Task requirements – Find and copy each line of the records where the string "short" shows up.
## START
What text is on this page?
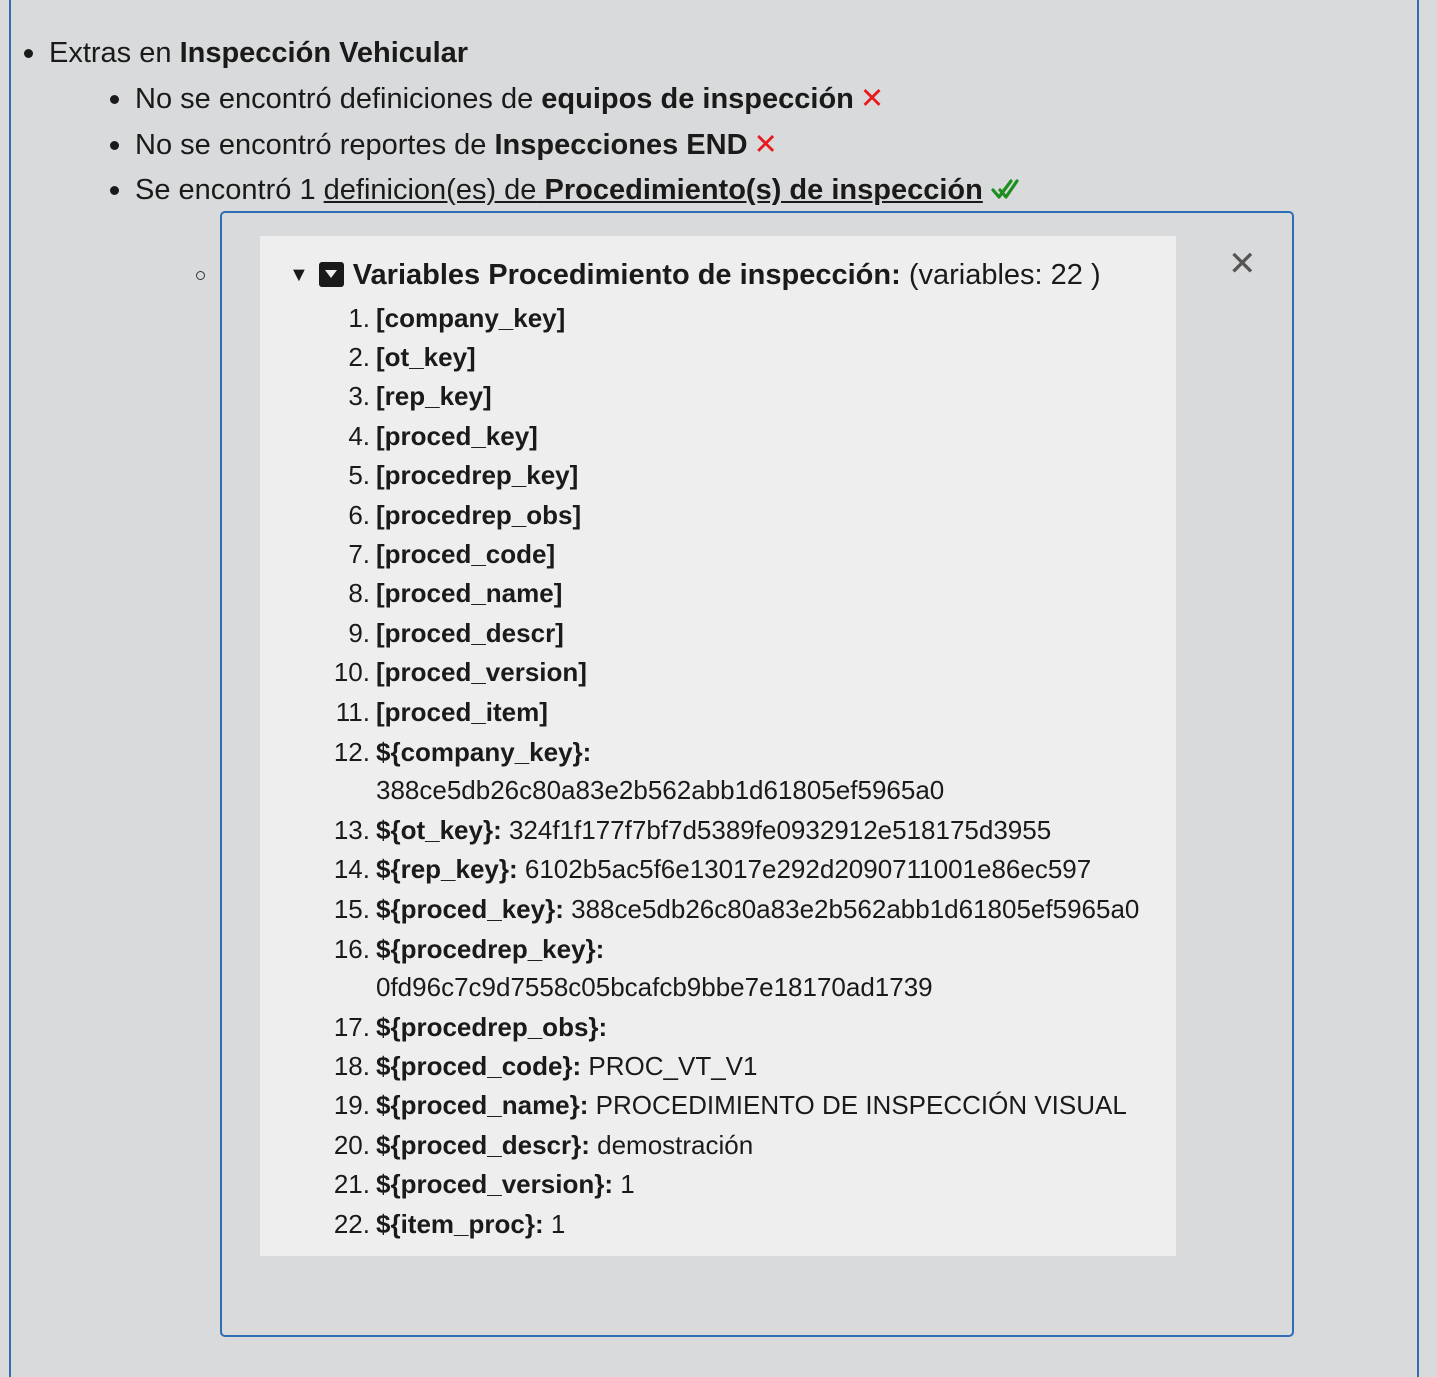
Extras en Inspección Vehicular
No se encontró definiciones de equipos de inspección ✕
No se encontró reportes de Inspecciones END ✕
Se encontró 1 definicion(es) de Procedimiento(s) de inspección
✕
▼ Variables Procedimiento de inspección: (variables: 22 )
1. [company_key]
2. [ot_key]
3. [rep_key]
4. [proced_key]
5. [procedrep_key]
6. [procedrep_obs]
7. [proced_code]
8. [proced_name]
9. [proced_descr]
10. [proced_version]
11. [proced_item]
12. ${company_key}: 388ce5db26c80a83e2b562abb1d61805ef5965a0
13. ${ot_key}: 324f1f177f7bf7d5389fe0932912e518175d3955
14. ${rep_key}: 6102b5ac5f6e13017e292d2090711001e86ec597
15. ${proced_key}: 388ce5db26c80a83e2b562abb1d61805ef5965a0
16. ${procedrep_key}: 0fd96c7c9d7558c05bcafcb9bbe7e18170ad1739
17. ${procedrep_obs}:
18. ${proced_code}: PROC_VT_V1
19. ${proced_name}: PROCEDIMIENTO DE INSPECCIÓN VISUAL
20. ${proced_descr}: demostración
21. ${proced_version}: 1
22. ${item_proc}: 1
## END
## START
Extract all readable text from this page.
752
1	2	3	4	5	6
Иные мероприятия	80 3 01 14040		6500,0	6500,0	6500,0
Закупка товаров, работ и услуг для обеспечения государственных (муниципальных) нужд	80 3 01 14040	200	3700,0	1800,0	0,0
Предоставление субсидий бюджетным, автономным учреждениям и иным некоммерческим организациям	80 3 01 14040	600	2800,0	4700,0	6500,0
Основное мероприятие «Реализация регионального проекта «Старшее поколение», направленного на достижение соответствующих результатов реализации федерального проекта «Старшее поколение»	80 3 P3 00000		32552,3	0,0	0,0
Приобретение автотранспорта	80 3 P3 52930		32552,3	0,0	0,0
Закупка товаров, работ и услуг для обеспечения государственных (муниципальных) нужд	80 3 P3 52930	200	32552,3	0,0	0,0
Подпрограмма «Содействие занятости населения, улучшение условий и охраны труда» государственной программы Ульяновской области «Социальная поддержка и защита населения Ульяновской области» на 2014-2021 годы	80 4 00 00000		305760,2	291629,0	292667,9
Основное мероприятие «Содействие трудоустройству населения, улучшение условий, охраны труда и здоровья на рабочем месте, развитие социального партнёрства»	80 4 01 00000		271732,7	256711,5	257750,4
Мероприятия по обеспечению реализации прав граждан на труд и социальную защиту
## END
## START
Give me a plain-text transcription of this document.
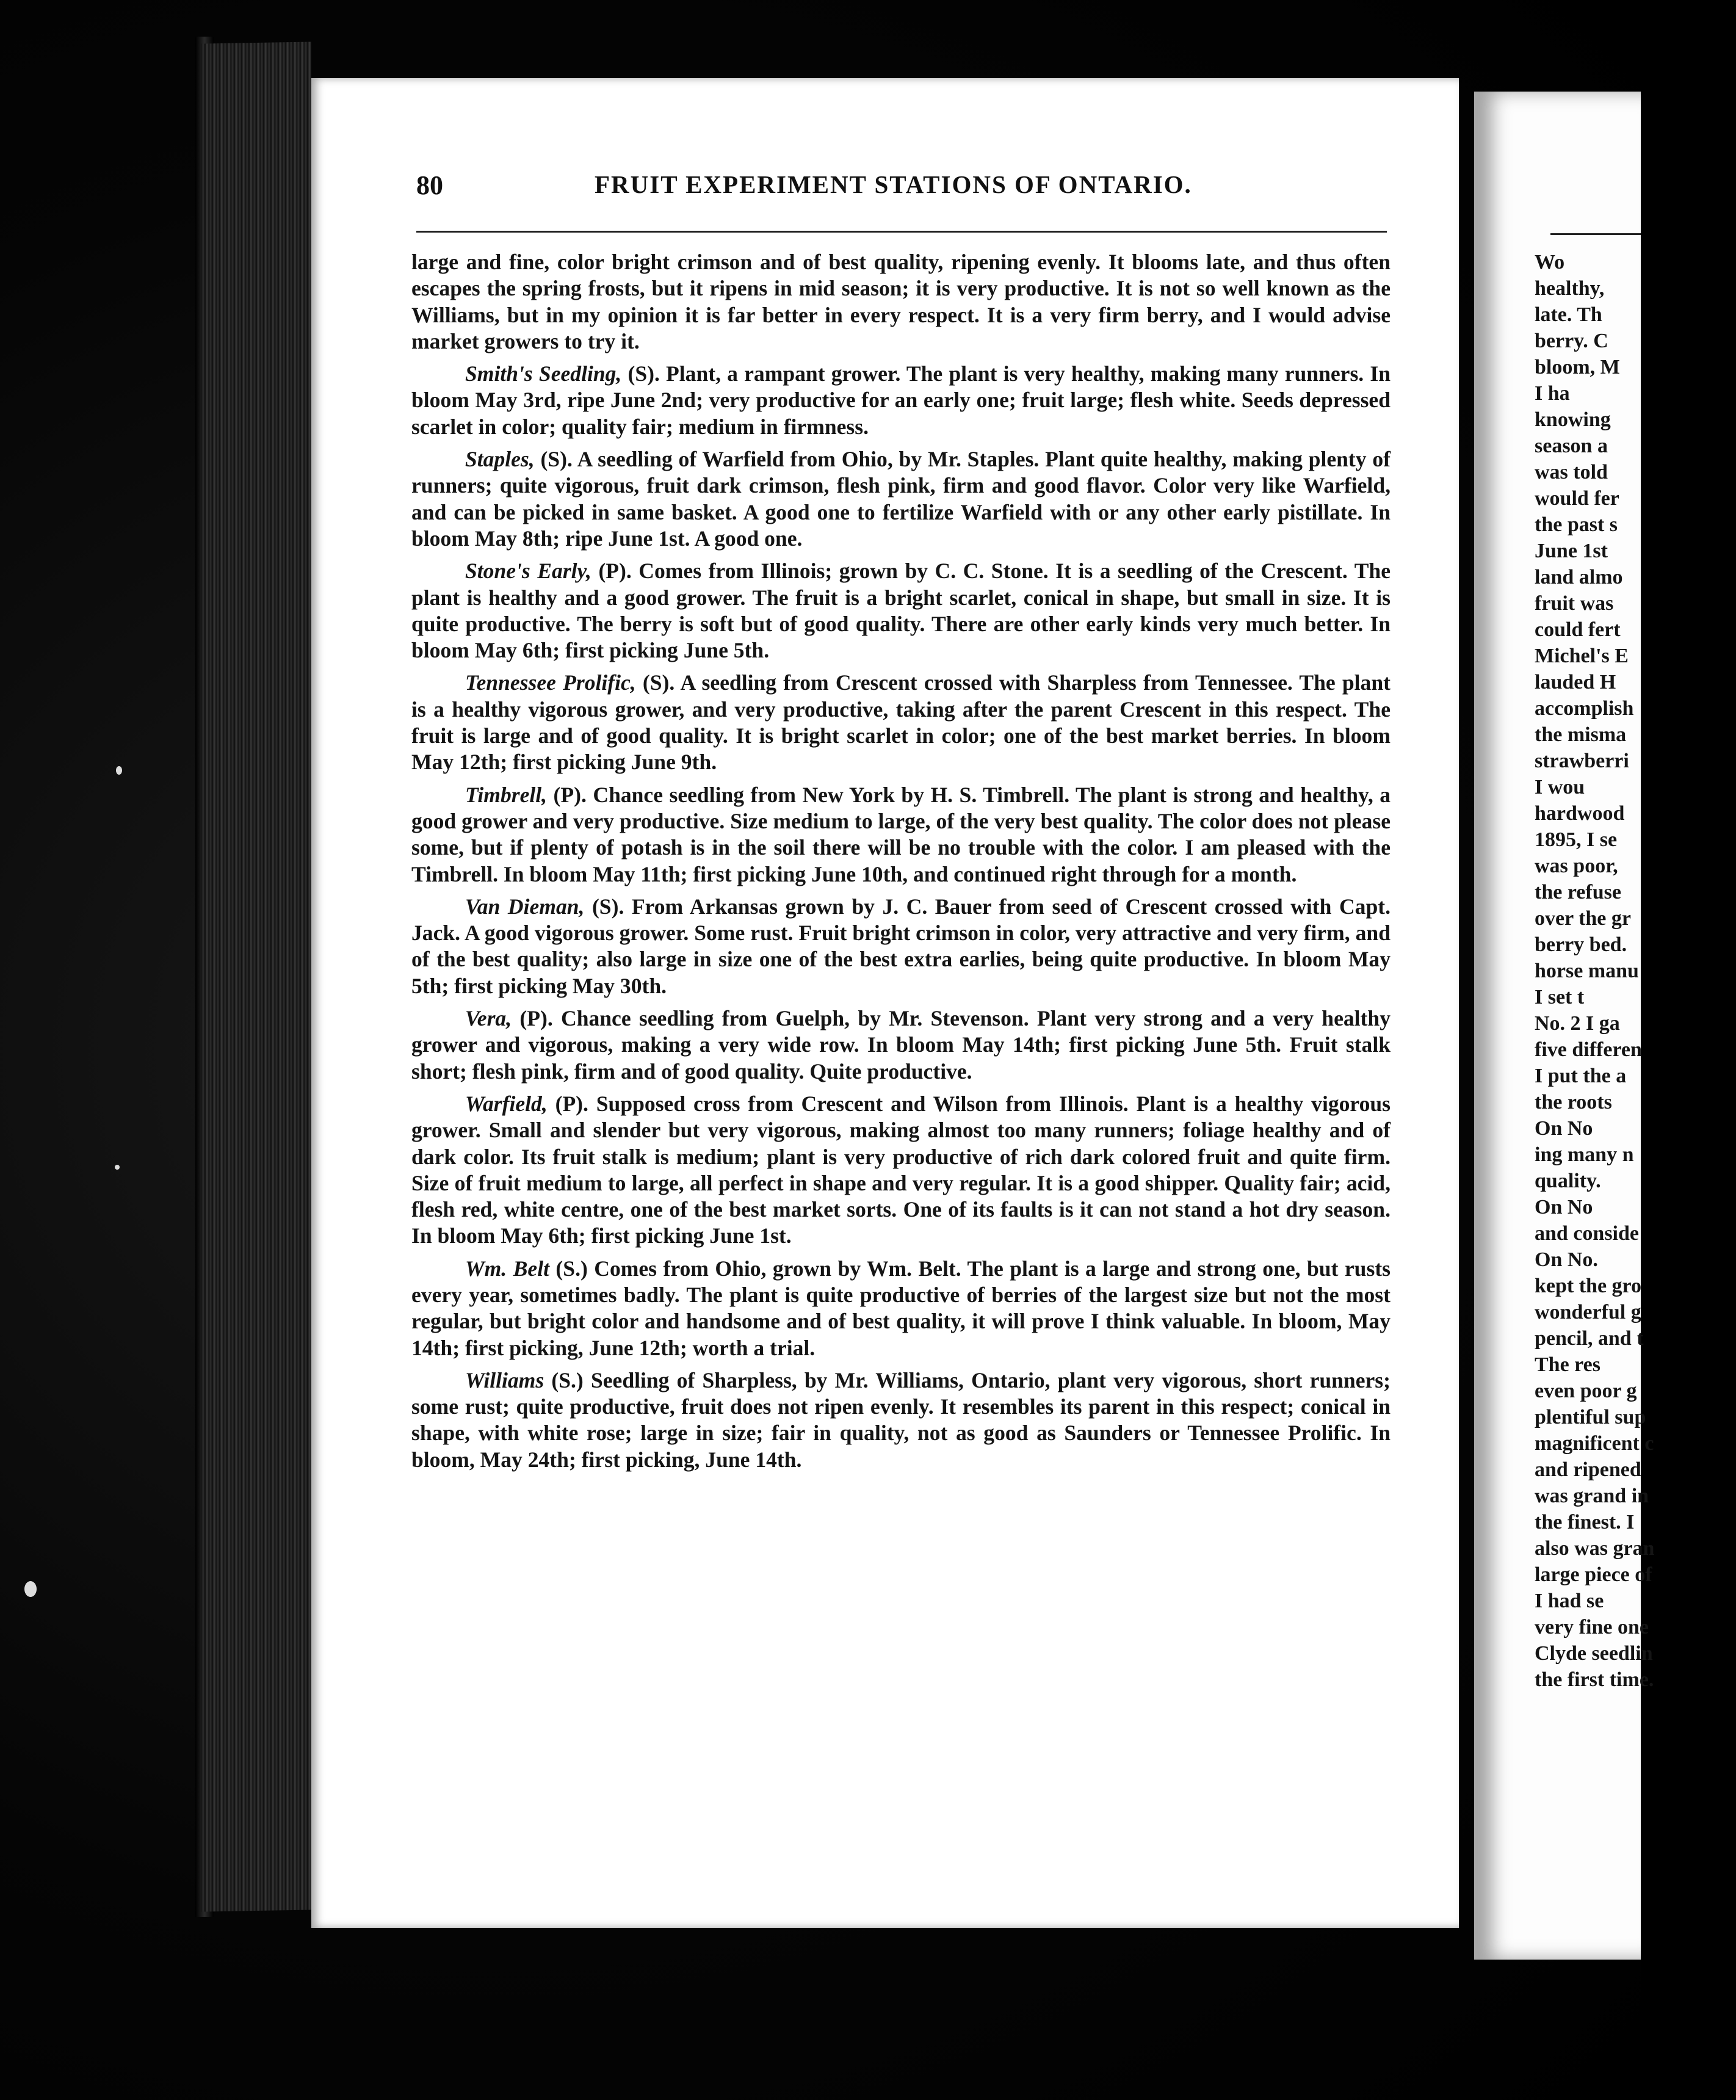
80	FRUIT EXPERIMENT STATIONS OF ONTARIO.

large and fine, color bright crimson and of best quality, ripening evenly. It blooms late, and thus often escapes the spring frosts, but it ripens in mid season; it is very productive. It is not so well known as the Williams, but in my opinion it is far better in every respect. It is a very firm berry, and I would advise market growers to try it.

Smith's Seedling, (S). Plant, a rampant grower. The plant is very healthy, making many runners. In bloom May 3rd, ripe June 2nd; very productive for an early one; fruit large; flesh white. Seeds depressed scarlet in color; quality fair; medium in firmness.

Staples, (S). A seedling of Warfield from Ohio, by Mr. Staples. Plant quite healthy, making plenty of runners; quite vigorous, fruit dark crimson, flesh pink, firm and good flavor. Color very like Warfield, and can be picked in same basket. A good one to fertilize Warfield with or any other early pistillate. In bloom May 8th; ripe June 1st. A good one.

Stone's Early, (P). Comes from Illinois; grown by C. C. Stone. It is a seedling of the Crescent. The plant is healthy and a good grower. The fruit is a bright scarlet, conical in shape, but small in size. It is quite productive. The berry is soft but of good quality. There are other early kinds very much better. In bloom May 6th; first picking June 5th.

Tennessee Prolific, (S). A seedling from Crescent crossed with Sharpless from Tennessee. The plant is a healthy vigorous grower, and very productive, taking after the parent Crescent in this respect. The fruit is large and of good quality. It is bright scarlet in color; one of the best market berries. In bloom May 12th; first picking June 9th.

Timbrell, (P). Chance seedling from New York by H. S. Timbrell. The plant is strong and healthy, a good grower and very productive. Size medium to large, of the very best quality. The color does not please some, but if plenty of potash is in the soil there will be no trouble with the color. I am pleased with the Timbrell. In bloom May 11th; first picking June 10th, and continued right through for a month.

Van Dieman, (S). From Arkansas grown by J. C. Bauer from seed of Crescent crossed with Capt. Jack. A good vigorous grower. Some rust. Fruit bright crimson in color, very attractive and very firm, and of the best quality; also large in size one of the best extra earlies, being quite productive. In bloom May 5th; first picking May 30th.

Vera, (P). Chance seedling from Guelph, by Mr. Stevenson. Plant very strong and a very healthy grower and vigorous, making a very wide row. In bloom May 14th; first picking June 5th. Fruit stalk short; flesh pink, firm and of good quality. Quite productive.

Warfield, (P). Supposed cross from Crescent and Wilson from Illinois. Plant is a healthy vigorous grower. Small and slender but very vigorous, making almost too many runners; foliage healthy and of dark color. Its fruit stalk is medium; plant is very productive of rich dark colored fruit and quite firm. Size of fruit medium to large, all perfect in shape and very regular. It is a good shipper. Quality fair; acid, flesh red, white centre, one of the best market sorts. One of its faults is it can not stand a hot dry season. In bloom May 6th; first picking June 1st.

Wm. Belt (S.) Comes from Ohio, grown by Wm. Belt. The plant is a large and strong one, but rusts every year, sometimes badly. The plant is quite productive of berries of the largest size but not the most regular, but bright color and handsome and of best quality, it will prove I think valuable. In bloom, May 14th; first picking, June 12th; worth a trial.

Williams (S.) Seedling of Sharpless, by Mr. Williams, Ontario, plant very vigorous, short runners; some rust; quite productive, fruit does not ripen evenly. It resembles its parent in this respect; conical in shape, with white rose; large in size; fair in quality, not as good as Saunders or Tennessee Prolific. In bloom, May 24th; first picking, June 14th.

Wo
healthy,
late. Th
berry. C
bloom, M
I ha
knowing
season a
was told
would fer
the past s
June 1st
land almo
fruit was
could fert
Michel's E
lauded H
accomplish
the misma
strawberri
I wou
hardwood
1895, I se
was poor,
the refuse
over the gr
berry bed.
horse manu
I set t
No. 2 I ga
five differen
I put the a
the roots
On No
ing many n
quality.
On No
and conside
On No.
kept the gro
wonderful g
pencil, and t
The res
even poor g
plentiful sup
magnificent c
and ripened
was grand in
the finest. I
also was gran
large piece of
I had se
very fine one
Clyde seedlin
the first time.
## END
Expected answer –
Vera, (P). Chance seedling from Guelph, by Mr. Stevenson. Plant very strong and a very healthy grower and vigorous, making a very wide row. In bloom May 14th; first picking June 5th. Fruit stalk short; flesh pink, firm and of good quality. Quite productive.
Williams (S.) Seedling of Sharpless, by Mr. Williams, Ontario, plant very vigorous, short runners; some rust; quite productive, fruit does not ripen evenly. It resembles its parent in this respect; conical in shape, with white rose; large in size; fair in quality, not as good as Saunders or Tennessee Prolific. In bloom, May 24th; first picking, June 14th.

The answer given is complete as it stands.